- [Given text]
.....

Good Money: Norwegians Go to the Polls Amid an Uproar Over their Country’s Investments

Norway’s $1.87 trillion sovereign wealth fund, seeded with oil revenues, is the biggest investor in the world. Holding shares in 8,500 companies in 69 countries, its managers are tasked with ethical investing, a fitting strategy for a country with a robust social safety net and an excellent track record in advocating for human rights through institutions like the Nobel Peace Prize and the Norwegian Refugee Council. 

Yet many Norwegians like Sindre Bangstad, a professor at the Oslo-based Institute for Church, Religion and Worldview Research (KIFO), feel that something is amiss. “Since the Hamas atrocities of Oct. 7, 2023, and Israel’s subsequent retaliation in Gaza, the oil fund has actually increased its investments in Israel by 66 percent,” wrote Bangstad in a recent Guardian op-ed. 

News about these investments became a major issue in the Nordic country, especially after the July killing of Palestinian activist Awdah Al Hathaleen, who appeared in the Oscar-winning, Norwegian co-produced film, “No Other Land,” in the West Bank. 

After the uproar, the Norwegian government under Prime Minister Jonas Støre moved quickly to divest the wealth fund of some of its Israeli holdings, NewsinEnglish.no reported. The country recognized Palestinian statehood last year, wrote Al Jazeera. Still, some investments linger, as NewsinEnglish.no noted.  

 Now, as voters prepare to go to the polls to elect a new government on Sept. 8, an unusually public debate over how the sovereign wealth fund operates could influence which political party leads Norway’s next government, as the election race is tight. 

To date, Støre’s Labour Party has held its lead over its traditional rivals, the Conservatives, even as the right-wing, populist Progress Party now appears to have replaced the Conservatives as the prime minister’s biggest political threat. 

Meanwhile, Labour is only polling at 28 percent, however, meaning that even if they come out on top with that percentage of the vote, they will need to either partner with left-wing parties such as the Socialist Left and others, which would mean that the new administration would focus on improving the country’s welfare system and fighting climate change, or, alternatively, make a deal with conservative parties that would tilt the country more toward business, focusing on cutting regulations and taxes, and drilling for more oil, noted Stratfor. 

Still, right-wing parties – the Conservatives, Progress Party, Liberals and Christian Democrats – are currently projected to win 85 seats – just one more than needed to secure a majority in parliament, polls showed. 

Their government could make big changes, however, impacting the tight labor market in the country, analysts say. 

The Progress Party, for example, wants to reduce immigration from African, Asian, and Middle Eastern countries to zero. Leader Sylvi Listhaug has little regard for Muslims, who comprise 3.4 percent of the country’s population. Many anti-immigrant Norwegians blame outsiders for a spike in crime in the region.

.....

- [Assignment]
Quote the Norway election article from "Meanwhile, Labour is" up to and including "country, analysts say.". The items after this point come from a separate source.

.....

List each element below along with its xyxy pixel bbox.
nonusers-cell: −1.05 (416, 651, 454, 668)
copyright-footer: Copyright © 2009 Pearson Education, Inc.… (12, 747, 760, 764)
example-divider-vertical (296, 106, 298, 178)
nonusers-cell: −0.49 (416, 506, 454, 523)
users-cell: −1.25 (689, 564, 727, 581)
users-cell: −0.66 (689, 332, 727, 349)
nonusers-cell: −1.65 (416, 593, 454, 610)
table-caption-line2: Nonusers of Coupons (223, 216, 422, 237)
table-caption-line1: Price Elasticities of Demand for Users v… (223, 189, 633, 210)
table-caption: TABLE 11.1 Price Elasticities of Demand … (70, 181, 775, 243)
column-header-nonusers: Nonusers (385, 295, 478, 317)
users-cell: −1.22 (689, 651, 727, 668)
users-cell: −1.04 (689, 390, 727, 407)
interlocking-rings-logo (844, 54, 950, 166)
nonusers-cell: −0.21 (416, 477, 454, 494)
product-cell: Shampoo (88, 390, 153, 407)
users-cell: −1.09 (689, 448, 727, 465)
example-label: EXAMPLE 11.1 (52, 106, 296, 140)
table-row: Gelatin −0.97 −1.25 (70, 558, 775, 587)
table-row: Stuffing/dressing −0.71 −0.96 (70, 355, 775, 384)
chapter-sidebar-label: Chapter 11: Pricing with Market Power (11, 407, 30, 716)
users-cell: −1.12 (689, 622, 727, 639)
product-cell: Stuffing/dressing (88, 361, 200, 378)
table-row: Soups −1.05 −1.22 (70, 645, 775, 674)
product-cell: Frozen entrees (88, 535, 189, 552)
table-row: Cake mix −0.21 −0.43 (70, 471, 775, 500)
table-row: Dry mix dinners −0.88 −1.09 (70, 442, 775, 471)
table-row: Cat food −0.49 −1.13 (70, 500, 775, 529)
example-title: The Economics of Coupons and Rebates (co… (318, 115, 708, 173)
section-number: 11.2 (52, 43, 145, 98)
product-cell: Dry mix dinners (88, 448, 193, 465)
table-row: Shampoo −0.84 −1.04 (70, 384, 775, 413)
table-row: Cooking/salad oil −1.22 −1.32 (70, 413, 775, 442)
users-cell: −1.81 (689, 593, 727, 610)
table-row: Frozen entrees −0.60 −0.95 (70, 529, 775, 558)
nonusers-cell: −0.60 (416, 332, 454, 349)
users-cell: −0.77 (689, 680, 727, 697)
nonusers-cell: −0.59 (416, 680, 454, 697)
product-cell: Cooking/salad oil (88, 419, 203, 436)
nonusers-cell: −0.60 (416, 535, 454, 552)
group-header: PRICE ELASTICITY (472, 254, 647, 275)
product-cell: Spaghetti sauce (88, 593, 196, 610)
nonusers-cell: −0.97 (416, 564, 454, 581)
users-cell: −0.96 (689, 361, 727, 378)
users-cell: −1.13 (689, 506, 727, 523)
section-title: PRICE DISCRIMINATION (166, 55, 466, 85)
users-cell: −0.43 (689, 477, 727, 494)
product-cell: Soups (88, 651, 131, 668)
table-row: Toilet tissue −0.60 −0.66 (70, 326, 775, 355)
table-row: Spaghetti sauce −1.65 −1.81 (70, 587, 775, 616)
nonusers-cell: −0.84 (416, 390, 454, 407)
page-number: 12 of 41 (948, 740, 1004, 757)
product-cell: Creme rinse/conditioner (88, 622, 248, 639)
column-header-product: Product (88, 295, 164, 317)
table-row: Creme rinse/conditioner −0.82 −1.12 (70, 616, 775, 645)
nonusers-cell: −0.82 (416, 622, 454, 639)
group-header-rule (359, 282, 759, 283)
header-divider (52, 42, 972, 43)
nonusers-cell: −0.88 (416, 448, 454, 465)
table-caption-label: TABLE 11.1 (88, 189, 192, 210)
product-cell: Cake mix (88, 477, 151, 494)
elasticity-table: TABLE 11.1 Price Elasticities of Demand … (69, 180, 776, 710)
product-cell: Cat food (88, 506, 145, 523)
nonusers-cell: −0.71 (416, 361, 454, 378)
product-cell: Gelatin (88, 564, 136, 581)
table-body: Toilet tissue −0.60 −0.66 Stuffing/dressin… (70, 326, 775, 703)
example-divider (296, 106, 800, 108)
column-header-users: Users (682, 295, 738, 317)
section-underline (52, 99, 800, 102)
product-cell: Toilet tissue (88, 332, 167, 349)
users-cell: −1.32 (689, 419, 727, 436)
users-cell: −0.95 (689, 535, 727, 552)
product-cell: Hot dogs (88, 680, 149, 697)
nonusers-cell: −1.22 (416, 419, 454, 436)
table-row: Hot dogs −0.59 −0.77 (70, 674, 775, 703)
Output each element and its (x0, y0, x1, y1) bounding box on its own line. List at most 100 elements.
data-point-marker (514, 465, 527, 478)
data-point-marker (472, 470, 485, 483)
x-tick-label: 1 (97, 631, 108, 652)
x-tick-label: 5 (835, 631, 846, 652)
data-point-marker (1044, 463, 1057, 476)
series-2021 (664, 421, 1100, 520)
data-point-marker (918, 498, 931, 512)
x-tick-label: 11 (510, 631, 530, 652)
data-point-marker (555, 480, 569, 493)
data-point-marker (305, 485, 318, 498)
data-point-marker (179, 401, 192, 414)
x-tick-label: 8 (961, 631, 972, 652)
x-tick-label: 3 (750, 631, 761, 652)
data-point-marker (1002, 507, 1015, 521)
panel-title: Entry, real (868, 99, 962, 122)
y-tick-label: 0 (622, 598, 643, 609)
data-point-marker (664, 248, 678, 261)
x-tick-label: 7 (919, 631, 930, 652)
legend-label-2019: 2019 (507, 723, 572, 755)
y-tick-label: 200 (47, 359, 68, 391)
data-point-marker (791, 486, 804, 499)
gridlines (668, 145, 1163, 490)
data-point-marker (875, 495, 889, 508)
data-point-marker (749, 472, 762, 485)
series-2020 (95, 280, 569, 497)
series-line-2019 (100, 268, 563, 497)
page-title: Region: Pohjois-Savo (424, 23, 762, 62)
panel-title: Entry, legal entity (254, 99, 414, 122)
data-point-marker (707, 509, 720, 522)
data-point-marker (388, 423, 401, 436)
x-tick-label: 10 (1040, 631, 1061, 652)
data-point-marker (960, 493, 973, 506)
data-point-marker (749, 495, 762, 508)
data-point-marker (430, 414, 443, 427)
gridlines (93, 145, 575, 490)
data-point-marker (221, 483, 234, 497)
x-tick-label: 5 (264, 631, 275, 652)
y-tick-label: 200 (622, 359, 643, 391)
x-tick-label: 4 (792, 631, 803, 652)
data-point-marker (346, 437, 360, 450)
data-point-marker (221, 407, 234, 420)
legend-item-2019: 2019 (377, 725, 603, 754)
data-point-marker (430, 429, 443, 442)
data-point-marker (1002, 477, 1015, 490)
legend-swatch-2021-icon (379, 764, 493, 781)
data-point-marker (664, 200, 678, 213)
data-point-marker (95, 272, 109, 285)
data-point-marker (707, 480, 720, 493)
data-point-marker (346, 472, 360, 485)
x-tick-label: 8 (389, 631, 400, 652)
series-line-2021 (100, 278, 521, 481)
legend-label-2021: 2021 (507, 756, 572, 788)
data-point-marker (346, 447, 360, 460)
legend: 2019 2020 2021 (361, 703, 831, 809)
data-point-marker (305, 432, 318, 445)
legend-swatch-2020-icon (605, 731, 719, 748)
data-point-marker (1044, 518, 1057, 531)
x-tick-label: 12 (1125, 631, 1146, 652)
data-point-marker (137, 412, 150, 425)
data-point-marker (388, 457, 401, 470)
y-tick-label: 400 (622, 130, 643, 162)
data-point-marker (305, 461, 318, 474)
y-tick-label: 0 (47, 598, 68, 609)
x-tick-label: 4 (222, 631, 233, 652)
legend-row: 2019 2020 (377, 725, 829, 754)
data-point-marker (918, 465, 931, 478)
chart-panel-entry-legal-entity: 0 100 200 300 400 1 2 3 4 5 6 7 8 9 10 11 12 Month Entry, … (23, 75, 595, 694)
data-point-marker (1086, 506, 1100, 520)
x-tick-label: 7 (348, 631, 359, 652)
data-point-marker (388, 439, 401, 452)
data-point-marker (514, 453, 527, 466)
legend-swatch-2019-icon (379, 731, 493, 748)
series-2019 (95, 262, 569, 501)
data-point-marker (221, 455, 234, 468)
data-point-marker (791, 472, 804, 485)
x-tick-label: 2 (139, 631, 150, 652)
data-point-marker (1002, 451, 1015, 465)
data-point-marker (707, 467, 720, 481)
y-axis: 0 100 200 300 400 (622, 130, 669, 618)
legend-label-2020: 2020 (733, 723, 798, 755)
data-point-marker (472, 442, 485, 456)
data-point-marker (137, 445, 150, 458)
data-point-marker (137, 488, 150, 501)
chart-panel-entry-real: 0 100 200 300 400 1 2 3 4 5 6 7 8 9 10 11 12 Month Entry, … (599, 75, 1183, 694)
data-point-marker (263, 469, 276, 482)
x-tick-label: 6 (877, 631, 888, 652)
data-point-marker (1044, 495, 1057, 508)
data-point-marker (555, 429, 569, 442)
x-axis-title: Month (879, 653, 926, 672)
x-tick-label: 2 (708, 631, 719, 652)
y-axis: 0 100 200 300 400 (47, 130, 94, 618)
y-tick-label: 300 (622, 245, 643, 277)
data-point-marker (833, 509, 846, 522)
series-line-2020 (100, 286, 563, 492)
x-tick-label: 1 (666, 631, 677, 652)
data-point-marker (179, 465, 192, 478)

.....

- [Worked solution]
Meanwhile, Labour is only polling at 28 percent, however, meaning that even if they come out on top with that percentage of the vote, they will need to either partner with left-wing parties such as the Socialist Left and others, which would mean that the new administration would focus on improving the country’s welfare system and fighting climate change, or, alternatively, make a deal with conservative parties that would tilt the country more toward business, focusing on cutting regulations and taxes, and drilling for more oil, noted Stratfor. 

Still, right-wing parties – the Conservatives, Progress Party, Liberals and Christian Democrats – are currently projected to win 85 seats – just one more than needed to secure a majority in parliament, polls showed. 

Their government could make big changes, however, impacting the tight labor market in the country, analysts say.